-- Begin --
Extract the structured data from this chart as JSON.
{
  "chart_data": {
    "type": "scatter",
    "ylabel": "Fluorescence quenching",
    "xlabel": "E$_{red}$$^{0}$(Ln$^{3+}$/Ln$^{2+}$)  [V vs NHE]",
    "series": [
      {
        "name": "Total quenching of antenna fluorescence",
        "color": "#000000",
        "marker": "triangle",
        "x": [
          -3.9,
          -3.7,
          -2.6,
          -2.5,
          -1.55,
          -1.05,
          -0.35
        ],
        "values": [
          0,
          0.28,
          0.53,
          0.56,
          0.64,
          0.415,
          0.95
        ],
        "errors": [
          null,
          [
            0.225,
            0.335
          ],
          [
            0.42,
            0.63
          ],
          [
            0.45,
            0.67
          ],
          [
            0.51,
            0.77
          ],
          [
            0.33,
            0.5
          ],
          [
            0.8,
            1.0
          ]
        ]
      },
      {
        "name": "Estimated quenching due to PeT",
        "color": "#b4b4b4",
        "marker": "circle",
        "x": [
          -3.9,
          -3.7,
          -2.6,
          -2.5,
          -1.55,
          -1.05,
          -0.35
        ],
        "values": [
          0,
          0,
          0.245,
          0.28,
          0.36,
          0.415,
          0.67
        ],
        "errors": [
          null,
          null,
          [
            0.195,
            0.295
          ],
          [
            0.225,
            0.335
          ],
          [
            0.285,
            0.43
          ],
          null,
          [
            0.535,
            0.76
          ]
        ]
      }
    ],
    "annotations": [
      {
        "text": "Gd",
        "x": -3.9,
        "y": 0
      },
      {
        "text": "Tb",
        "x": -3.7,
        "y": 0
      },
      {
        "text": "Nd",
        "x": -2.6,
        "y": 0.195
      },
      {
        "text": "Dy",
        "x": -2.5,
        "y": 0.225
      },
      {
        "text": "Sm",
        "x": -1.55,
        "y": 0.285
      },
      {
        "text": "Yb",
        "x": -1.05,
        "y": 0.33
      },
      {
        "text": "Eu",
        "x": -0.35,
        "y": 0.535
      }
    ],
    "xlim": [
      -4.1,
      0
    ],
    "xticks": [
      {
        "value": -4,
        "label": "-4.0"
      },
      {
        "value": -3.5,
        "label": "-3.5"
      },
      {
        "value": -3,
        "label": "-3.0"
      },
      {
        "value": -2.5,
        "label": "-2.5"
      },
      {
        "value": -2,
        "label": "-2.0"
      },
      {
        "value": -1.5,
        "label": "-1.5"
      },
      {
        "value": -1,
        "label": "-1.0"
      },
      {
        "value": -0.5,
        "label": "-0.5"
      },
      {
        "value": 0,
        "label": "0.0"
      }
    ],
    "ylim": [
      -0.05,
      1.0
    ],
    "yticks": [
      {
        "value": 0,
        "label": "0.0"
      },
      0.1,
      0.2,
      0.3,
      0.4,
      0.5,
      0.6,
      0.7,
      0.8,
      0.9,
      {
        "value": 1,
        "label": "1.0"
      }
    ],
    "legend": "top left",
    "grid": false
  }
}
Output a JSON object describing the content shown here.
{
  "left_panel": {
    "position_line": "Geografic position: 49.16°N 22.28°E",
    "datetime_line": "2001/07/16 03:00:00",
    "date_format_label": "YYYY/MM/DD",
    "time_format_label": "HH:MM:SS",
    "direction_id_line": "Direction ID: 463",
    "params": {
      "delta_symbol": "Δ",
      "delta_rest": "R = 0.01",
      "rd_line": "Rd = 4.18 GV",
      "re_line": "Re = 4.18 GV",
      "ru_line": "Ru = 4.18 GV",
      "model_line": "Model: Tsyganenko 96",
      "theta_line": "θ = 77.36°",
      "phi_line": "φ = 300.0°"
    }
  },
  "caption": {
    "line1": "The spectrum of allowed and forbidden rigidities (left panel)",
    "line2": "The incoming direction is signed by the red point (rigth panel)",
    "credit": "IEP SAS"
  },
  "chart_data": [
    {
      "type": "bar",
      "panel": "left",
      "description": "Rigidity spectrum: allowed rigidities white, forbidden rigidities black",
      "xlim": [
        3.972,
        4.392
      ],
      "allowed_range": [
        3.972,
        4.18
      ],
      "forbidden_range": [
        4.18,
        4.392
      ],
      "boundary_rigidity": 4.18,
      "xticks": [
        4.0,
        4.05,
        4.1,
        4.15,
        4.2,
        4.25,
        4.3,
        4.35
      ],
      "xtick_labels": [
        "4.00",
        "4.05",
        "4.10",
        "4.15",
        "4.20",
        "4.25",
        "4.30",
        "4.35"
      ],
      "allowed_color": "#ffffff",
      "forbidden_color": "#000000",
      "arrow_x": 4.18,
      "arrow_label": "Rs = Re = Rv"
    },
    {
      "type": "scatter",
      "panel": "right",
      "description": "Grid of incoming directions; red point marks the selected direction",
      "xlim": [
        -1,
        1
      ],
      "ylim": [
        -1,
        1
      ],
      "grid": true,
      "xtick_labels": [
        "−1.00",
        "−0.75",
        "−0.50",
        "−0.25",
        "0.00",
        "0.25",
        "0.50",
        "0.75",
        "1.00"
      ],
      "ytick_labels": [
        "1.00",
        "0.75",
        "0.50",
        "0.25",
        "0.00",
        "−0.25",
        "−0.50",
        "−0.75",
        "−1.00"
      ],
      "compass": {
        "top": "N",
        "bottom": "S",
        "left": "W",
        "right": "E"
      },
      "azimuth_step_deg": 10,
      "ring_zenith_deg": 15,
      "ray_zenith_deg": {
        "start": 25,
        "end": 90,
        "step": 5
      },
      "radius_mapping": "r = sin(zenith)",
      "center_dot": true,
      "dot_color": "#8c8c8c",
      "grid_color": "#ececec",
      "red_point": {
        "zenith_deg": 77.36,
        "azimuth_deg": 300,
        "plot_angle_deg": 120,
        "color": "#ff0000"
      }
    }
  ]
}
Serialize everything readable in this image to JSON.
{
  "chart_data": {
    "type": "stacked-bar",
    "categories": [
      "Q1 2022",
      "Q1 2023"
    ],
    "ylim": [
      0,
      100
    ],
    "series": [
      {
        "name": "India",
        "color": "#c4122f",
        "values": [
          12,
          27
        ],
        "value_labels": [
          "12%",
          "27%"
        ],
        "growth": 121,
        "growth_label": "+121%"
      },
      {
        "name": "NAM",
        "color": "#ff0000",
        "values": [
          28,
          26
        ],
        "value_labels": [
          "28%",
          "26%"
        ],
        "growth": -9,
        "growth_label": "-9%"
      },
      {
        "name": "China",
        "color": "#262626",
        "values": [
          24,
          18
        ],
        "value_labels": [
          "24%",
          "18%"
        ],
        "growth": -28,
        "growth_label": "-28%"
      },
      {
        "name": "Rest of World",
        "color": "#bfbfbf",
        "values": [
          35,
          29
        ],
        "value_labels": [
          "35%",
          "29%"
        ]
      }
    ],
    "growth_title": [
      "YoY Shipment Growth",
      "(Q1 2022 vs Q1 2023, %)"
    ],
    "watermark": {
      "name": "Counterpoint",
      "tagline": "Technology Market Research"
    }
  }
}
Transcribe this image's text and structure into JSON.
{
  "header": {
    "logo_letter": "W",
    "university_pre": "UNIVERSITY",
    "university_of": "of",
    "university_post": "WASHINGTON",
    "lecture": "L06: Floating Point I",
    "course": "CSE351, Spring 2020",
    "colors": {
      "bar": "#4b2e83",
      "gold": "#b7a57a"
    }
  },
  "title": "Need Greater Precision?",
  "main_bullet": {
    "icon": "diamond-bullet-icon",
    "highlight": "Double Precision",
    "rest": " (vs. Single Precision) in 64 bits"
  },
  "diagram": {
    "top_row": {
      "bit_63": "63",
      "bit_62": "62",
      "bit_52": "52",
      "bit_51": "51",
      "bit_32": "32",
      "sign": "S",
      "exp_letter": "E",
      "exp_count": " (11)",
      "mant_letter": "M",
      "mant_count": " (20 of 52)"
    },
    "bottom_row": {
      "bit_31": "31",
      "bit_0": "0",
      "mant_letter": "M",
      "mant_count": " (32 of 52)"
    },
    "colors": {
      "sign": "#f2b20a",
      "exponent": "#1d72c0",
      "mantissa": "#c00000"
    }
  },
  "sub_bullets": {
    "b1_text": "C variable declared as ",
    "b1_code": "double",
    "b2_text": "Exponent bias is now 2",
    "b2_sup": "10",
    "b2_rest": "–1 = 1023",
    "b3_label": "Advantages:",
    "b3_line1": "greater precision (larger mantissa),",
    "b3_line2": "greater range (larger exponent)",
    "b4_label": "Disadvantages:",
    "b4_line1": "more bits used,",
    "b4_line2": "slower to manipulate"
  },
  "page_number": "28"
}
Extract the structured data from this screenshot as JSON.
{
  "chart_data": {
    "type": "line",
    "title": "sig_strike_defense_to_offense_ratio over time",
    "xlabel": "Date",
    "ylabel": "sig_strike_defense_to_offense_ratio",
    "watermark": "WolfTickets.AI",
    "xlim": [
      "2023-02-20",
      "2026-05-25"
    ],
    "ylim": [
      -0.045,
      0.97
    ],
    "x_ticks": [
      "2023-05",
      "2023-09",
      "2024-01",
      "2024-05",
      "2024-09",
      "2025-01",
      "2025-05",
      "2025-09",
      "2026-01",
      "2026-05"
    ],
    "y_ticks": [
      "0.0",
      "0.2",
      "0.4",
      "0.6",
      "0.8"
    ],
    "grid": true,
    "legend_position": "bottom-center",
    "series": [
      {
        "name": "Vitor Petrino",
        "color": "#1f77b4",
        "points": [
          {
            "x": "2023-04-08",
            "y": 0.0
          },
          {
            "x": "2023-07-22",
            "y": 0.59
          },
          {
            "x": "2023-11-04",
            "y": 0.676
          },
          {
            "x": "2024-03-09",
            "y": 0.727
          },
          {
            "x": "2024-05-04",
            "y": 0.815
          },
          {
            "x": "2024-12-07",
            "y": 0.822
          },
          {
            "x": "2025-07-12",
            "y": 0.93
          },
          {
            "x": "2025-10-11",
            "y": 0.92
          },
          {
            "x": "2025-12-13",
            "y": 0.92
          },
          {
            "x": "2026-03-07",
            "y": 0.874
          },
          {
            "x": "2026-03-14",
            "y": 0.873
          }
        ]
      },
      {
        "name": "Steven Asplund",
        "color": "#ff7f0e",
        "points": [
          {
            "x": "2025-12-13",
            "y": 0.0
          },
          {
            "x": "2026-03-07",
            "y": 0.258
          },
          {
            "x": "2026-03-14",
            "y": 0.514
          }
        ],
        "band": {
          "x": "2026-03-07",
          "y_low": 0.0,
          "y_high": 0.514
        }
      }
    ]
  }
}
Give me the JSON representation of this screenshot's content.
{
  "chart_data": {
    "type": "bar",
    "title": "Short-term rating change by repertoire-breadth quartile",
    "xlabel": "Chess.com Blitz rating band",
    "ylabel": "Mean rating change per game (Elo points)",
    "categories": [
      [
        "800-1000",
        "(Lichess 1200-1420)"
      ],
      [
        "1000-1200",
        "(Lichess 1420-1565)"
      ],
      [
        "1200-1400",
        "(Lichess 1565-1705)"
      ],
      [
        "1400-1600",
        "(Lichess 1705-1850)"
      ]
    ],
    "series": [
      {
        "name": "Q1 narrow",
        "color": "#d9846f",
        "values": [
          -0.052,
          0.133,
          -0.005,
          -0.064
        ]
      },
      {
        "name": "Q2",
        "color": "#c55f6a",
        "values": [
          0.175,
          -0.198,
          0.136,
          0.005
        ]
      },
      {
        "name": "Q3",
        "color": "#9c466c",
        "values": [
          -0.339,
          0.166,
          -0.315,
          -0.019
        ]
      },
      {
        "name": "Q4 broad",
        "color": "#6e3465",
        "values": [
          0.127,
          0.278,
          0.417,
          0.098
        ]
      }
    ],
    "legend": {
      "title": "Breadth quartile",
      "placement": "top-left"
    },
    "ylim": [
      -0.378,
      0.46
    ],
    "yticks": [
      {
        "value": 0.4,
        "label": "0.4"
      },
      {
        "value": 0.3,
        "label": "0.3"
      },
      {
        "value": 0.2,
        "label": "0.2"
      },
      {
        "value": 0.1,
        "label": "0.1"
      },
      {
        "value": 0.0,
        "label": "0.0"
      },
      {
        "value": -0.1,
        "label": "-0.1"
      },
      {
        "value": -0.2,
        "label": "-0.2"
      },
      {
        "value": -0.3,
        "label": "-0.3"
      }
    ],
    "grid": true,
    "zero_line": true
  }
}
-- End --
WHAT THE EXERCISE ASKS: Give the count of lines in the records that contain "watermark", and no other text.

ANSWER FOR THE TASK: 2